Required task: Restate, word for word, every line of the data.

Data entries:
┏━━

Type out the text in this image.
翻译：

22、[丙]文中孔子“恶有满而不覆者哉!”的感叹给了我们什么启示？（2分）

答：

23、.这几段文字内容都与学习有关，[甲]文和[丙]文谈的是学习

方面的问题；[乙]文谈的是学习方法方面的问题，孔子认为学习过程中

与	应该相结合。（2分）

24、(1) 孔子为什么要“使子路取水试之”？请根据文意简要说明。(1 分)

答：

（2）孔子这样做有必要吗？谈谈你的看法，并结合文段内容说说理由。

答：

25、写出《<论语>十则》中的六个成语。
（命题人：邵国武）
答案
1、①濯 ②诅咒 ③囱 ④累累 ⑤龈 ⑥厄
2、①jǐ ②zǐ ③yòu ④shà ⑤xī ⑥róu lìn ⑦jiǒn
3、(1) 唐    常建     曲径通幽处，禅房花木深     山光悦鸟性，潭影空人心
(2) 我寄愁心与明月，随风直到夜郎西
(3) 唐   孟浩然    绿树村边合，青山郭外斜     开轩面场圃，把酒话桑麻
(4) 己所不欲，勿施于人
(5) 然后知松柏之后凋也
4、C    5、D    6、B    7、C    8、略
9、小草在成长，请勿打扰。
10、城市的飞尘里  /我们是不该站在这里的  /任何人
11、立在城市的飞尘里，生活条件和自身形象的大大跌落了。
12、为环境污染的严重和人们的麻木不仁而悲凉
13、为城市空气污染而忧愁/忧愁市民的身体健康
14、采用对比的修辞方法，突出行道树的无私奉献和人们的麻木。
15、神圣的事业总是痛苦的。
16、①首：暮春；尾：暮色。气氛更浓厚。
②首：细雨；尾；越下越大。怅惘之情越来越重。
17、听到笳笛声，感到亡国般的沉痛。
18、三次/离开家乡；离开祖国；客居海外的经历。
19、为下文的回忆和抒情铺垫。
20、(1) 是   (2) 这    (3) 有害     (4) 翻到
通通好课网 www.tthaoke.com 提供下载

┗━━

Result:
Type out the text in this image.
翻译：

22、[丙]文中孔子“恶有满而不覆者哉!”的感叹给了我们什么启示？（2分）

答：

23、.这几段文字内容都与学习有关，[甲]文和[丙]文谈的是学习

方面的问题；[乙]文谈的是学习方法方面的问题，孔子认为学习过程中

与	应该相结合。（2分）

24、(1) 孔子为什么要“使子路取水试之”？请根据文意简要说明。(1 分)

答：

（2）孔子这样做有必要吗？谈谈你的看法，并结合文段内容说说理由。

答：

25、写出《<论语>十则》中的六个成语。
（命题人：邵国武）
答案
1、①濯 ②诅咒 ③囱 ④累累 ⑤龈 ⑥厄
2、①jǐ ②zǐ ③yòu ④shà ⑤xī ⑥róu lìn ⑦jiǒn
3、(1) 唐    常建     曲径通幽处，禅房花木深     山光悦鸟性，潭影空人心
(2) 我寄愁心与明月，随风直到夜郎西
(3) 唐   孟浩然    绿树村边合，青山郭外斜     开轩面场圃，把酒话桑麻
(4) 己所不欲，勿施于人
(5) 然后知松柏之后凋也
4、C    5、D    6、B    7、C    8、略
9、小草在成长，请勿打扰。
10、城市的飞尘里  /我们是不该站在这里的  /任何人
11、立在城市的飞尘里，生活条件和自身形象的大大跌落了。
12、为环境污染的严重和人们的麻木不仁而悲凉
13、为城市空气污染而忧愁/忧愁市民的身体健康
14、采用对比的修辞方法，突出行道树的无私奉献和人们的麻木。
15、神圣的事业总是痛苦的。
16、①首：暮春；尾：暮色。气氛更浓厚。
②首：细雨；尾；越下越大。怅惘之情越来越重。
17、听到笳笛声，感到亡国般的沉痛。
18、三次/离开家乡；离开祖国；客居海外的经历。
19、为下文的回忆和抒情铺垫。
20、(1) 是   (2) 这    (3) 有害     (4) 翻到
通通好课网 www.tthaoke.com 提供下载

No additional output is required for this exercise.